— START OF GIVEN DATA —

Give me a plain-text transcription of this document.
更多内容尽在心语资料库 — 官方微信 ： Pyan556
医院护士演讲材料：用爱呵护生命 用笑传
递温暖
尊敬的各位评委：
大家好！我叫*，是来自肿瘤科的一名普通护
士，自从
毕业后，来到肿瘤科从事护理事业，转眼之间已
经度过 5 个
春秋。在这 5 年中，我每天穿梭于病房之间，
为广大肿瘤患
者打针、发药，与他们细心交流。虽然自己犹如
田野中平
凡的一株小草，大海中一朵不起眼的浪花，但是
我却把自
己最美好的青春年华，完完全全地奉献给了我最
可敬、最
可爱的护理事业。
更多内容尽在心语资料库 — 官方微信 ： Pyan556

— END OF GIVEN DATA —

◆ THE EXERCISE
Extract each record, keeping it identical to the original.

◆ WRITTEN SOLUTION
Give me a plain-text transcription of this document.
更多内容尽在心语资料库 — 官方微信 ： Pyan556
医院护士演讲材料：用爱呵护生命 用笑传
递温暖
尊敬的各位评委：
大家好！我叫*，是来自肿瘤科的一名普通护
士，自从
毕业后，来到肿瘤科从事护理事业，转眼之间已
经度过 5 个
春秋。在这 5 年中，我每天穿梭于病房之间，
为广大肿瘤患
者打针、发药，与他们细心交流。虽然自己犹如
田野中平
凡的一株小草，大海中一朵不起眼的浪花，但是
我却把自
己最美好的青春年华，完完全全地奉献给了我最
可敬、最
可爱的护理事业。
更多内容尽在心语资料库 — 官方微信 ： Pyan556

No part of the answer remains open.